Reproduce each line exactly. Skip none.

* * *

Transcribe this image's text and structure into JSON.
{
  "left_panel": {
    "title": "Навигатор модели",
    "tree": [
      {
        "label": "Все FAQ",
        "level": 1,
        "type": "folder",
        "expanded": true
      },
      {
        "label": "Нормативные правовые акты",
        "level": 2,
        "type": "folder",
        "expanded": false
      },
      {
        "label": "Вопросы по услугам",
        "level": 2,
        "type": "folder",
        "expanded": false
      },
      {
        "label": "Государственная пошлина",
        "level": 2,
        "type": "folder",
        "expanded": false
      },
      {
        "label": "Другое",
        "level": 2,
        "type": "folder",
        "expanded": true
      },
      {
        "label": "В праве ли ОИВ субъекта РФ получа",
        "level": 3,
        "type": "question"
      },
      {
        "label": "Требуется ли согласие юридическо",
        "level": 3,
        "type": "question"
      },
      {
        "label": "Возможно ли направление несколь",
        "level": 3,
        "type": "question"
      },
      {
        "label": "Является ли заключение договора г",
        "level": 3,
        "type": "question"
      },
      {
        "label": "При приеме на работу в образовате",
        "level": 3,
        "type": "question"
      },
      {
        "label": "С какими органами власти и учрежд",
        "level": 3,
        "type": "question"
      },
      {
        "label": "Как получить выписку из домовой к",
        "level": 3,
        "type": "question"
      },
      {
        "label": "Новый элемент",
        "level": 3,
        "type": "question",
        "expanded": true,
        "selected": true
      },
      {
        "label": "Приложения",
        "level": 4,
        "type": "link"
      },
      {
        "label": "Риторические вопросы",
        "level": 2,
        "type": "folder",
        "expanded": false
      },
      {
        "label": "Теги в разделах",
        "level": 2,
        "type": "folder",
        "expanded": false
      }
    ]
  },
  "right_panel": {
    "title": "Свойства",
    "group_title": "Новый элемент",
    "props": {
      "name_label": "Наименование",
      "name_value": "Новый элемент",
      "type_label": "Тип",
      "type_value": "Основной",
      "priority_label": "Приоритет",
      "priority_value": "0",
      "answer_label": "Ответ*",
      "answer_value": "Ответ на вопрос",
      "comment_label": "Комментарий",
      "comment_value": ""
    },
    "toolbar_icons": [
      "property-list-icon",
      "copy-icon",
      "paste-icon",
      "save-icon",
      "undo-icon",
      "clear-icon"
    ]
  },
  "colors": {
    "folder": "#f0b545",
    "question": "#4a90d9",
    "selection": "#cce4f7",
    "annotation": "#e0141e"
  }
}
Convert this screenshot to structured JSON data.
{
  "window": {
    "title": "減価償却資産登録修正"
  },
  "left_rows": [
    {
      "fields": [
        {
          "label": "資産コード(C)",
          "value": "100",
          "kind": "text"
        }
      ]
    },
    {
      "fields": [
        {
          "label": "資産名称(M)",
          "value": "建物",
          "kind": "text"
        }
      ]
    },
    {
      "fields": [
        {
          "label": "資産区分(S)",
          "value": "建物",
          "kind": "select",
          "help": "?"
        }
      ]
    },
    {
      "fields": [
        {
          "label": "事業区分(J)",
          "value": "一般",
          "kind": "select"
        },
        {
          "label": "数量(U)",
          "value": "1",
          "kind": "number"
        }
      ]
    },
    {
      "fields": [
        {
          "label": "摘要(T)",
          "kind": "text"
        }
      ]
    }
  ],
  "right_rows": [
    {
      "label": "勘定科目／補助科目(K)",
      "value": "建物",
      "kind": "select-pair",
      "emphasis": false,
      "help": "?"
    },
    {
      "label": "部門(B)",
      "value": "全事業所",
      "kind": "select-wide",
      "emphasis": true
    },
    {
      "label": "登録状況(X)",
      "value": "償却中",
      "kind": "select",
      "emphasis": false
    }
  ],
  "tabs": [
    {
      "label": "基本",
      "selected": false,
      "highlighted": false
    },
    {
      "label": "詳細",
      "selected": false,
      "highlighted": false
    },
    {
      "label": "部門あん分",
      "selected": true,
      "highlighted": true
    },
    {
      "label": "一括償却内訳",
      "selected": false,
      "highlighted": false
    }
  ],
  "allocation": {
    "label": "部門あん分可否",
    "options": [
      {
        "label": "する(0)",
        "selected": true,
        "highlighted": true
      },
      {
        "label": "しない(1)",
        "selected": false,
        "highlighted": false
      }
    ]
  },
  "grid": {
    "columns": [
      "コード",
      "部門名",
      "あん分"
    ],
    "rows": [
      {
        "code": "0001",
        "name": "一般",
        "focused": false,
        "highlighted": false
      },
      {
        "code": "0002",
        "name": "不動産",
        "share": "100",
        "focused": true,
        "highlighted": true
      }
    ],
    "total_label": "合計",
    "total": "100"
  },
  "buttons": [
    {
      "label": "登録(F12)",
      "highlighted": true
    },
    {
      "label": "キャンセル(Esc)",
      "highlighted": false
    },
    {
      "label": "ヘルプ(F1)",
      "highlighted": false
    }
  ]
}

* * *

RESPONSE TO THE EXERCISE:
Transcribe this image's text and structure into JSON.
{
  "left_panel": {
    "title": "Навигатор модели",
    "tree": [
      {
        "label": "Все FAQ",
        "level": 1,
        "type": "folder",
        "expanded": true
      },
      {
        "label": "Нормативные правовые акты",
        "level": 2,
        "type": "folder",
        "expanded": false
      },
      {
        "label": "Вопросы по услугам",
        "level": 2,
        "type": "folder",
        "expanded": false
      },
      {
        "label": "Государственная пошлина",
        "level": 2,
        "type": "folder",
        "expanded": false
      },
      {
        "label": "Другое",
        "level": 2,
        "type": "folder",
        "expanded": true
      },
      {
        "label": "В праве ли ОИВ субъекта РФ получа",
        "level": 3,
        "type": "question"
      },
      {
        "label": "Требуется ли согласие юридическо",
        "level": 3,
        "type": "question"
      },
      {
        "label": "Возможно ли направление несколь",
        "level": 3,
        "type": "question"
      },
      {
        "label": "Является ли заключение договора г",
        "level": 3,
        "type": "question"
      },
      {
        "label": "При приеме на работу в образовате",
        "level": 3,
        "type": "question"
      },
      {
        "label": "С какими органами власти и учрежд",
        "level": 3,
        "type": "question"
      },
      {
        "label": "Как получить выписку из домовой к",
        "level": 3,
        "type": "question"
      },
      {
        "label": "Новый элемент",
        "level": 3,
        "type": "question",
        "expanded": true,
        "selected": true
      },
      {
        "label": "Приложения",
        "level": 4,
        "type": "link"
      },
      {
        "label": "Риторические вопросы",
        "level": 2,
        "type": "folder",
        "expanded": false
      },
      {
        "label": "Теги в разделах",
        "level": 2,
        "type": "folder",
        "expanded": false
      }
    ]
  },
  "right_panel": {
    "title": "Свойства",
    "group_title": "Новый элемент",
    "props": {
      "name_label": "Наименование",
      "name_value": "Новый элемент",
      "type_label": "Тип",
      "type_value": "Основной",
      "priority_label": "Приоритет",
      "priority_value": "0",
      "answer_label": "Ответ*",
      "answer_value": "Ответ на вопрос",
      "comment_label": "Комментарий",
      "comment_value": ""
    },
    "toolbar_icons": [
      "property-list-icon",
      "copy-icon",
      "paste-icon",
      "save-icon",
      "undo-icon",
      "clear-icon"
    ]
  },
  "colors": {
    "folder": "#f0b545",
    "question": "#4a90d9",
    "selection": "#cce4f7",
    "annotation": "#e0141e"
  }
}
Convert this screenshot to structured JSON data.
{
  "window": {
    "title": "減価償却資産登録修正"
  },
  "left_rows": [
    {
      "fields": [
        {
          "label": "資産コード(C)",
          "value": "100",
          "kind": "text"
        }
      ]
    },
    {
      "fields": [
        {
          "label": "資産名称(M)",
          "value": "建物",
          "kind": "text"
        }
      ]
    },
    {
      "fields": [
        {
          "label": "資産区分(S)",
          "value": "建物",
          "kind": "select",
          "help": "?"
        }
      ]
    },
    {
      "fields": [
        {
          "label": "事業区分(J)",
          "value": "一般",
          "kind": "select"
        },
        {
          "label": "数量(U)",
          "value": "1",
          "kind": "number"
        }
      ]
    },
    {
      "fields": [
        {
          "label": "摘要(T)",
          "kind": "text"
        }
      ]
    }
  ],
  "right_rows": [
    {
      "label": "勘定科目／補助科目(K)",
      "value": "建物",
      "kind": "select-pair",
      "emphasis": false,
      "help": "?"
    },
    {
      "label": "部門(B)",
      "value": "全事業所",
      "kind": "select-wide",
      "emphasis": true
    },
    {
      "label": "登録状況(X)",
      "value": "償却中",
      "kind": "select",
      "emphasis": false
    }
  ],
  "tabs": [
    {
      "label": "基本",
      "selected": false,
      "highlighted": false
    },
    {
      "label": "詳細",
      "selected": false,
      "highlighted": false
    },
    {
      "label": "部門あん分",
      "selected": true,
      "highlighted": true
    },
    {
      "label": "一括償却内訳",
      "selected": false,
      "highlighted": false
    }
  ],
  "allocation": {
    "label": "部門あん分可否",
    "options": [
      {
        "label": "する(0)",
        "selected": true,
        "highlighted": true
      },
      {
        "label": "しない(1)",
        "selected": false,
        "highlighted": false
      }
    ]
  },
  "grid": {
    "columns": [
      "コード",
      "部門名",
      "あん分"
    ],
    "rows": [
      {
        "code": "0001",
        "name": "一般",
        "focused": false,
        "highlighted": false
      },
      {
        "code": "0002",
        "name": "不動産",
        "share": "100",
        "focused": true,
        "highlighted": true
      }
    ],
    "total_label": "合計",
    "total": "100"
  },
  "buttons": [
    {
      "label": "登録(F12)",
      "highlighted": true
    },
    {
      "label": "キャンセル(Esc)",
      "highlighted": false
    },
    {
      "label": "ヘルプ(F1)",
      "highlighted": false
    }
  ]
}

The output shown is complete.